◆ **Aim**:
Repeat every line below exactly as it reads.

◆ **Available data**:
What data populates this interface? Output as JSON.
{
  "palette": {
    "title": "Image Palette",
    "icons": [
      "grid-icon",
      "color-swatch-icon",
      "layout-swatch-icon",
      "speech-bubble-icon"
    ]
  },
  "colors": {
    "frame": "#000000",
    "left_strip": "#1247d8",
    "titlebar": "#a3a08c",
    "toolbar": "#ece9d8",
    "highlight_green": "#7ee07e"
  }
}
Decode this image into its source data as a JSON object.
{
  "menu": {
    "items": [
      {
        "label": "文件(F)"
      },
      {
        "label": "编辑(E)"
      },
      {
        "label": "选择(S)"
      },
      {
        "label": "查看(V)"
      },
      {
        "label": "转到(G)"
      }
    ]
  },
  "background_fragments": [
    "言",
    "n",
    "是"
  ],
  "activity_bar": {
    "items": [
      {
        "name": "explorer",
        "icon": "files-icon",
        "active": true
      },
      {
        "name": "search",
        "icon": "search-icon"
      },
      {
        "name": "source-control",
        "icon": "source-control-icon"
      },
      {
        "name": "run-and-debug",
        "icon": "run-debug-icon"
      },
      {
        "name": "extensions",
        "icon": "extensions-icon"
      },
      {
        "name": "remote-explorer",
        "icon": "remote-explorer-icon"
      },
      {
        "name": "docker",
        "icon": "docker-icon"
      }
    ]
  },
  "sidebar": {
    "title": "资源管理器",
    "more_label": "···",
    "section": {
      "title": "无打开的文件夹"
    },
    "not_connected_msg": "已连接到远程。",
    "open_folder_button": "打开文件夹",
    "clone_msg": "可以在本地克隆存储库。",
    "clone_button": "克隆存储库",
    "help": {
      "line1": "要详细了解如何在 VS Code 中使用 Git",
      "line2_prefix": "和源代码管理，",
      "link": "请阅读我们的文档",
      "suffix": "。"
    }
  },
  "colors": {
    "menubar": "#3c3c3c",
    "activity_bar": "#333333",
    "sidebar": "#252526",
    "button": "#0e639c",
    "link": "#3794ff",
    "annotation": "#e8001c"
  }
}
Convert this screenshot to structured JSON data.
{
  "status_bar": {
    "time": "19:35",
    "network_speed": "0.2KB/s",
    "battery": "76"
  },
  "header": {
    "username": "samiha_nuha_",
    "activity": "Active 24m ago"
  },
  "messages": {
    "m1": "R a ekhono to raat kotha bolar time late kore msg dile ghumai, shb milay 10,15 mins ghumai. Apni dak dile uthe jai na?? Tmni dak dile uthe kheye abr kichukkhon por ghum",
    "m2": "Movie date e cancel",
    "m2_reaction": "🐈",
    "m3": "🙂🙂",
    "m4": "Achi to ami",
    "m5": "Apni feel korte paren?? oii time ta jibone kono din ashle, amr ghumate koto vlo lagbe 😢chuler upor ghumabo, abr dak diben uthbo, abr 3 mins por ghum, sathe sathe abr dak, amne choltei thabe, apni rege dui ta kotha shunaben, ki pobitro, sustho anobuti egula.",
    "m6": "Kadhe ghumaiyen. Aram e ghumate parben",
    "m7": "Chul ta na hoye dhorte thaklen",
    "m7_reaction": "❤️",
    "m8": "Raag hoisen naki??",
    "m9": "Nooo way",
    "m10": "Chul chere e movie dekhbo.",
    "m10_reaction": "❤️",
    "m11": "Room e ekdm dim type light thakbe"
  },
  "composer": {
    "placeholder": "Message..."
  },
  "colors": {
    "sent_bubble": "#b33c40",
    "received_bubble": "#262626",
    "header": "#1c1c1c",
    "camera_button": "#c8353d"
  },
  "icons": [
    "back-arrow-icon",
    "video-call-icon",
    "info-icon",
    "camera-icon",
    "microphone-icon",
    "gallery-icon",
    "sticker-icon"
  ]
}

◆ **Task response**:
What data populates this interface? Output as JSON.
{
  "palette": {
    "title": "Image Palette",
    "icons": [
      "grid-icon",
      "color-swatch-icon",
      "layout-swatch-icon",
      "speech-bubble-icon"
    ]
  },
  "colors": {
    "frame": "#000000",
    "left_strip": "#1247d8",
    "titlebar": "#a3a08c",
    "toolbar": "#ece9d8",
    "highlight_green": "#7ee07e"
  }
}
Decode this image into its source data as a JSON object.
{
  "menu": {
    "items": [
      {
        "label": "文件(F)"
      },
      {
        "label": "编辑(E)"
      },
      {
        "label": "选择(S)"
      },
      {
        "label": "查看(V)"
      },
      {
        "label": "转到(G)"
      }
    ]
  },
  "background_fragments": [
    "言",
    "n",
    "是"
  ],
  "activity_bar": {
    "items": [
      {
        "name": "explorer",
        "icon": "files-icon",
        "active": true
      },
      {
        "name": "search",
        "icon": "search-icon"
      },
      {
        "name": "source-control",
        "icon": "source-control-icon"
      },
      {
        "name": "run-and-debug",
        "icon": "run-debug-icon"
      },
      {
        "name": "extensions",
        "icon": "extensions-icon"
      },
      {
        "name": "remote-explorer",
        "icon": "remote-explorer-icon"
      },
      {
        "name": "docker",
        "icon": "docker-icon"
      }
    ]
  },
  "sidebar": {
    "title": "资源管理器",
    "more_label": "···",
    "section": {
      "title": "无打开的文件夹"
    },
    "not_connected_msg": "已连接到远程。",
    "open_folder_button": "打开文件夹",
    "clone_msg": "可以在本地克隆存储库。",
    "clone_button": "克隆存储库",
    "help": {
      "line1": "要详细了解如何在 VS Code 中使用 Git",
      "line2_prefix": "和源代码管理，",
      "link": "请阅读我们的文档",
      "suffix": "。"
    }
  },
  "colors": {
    "menubar": "#3c3c3c",
    "activity_bar": "#333333",
    "sidebar": "#252526",
    "button": "#0e639c",
    "link": "#3794ff",
    "annotation": "#e8001c"
  }
}
Convert this screenshot to structured JSON data.
{
  "status_bar": {
    "time": "19:35",
    "network_speed": "0.2KB/s",
    "battery": "76"
  },
  "header": {
    "username": "samiha_nuha_",
    "activity": "Active 24m ago"
  },
  "messages": {
    "m1": "R a ekhono to raat kotha bolar time late kore msg dile ghumai, shb milay 10,15 mins ghumai. Apni dak dile uthe jai na?? Tmni dak dile uthe kheye abr kichukkhon por ghum",
    "m2": "Movie date e cancel",
    "m2_reaction": "🐈",
    "m3": "🙂🙂",
    "m4": "Achi to ami",
    "m5": "Apni feel korte paren?? oii time ta jibone kono din ashle, amr ghumate koto vlo lagbe 😢chuler upor ghumabo, abr dak diben uthbo, abr 3 mins por ghum, sathe sathe abr dak, amne choltei thabe, apni rege dui ta kotha shunaben, ki pobitro, sustho anobuti egula.",
    "m6": "Kadhe ghumaiyen. Aram e ghumate parben",
    "m7": "Chul ta na hoye dhorte thaklen",
    "m7_reaction": "❤️",
    "m8": "Raag hoisen naki??",
    "m9": "Nooo way",
    "m10": "Chul chere e movie dekhbo.",
    "m10_reaction": "❤️",
    "m11": "Room e ekdm dim type light thakbe"
  },
  "composer": {
    "placeholder": "Message..."
  },
  "colors": {
    "sent_bubble": "#b33c40",
    "received_bubble": "#262626",
    "header": "#1c1c1c",
    "camera_button": "#c8353d"
  },
  "icons": [
    "back-arrow-icon",
    "video-call-icon",
    "info-icon",
    "camera-icon",
    "microphone-icon",
    "gallery-icon",
    "sticker-icon"
  ]
}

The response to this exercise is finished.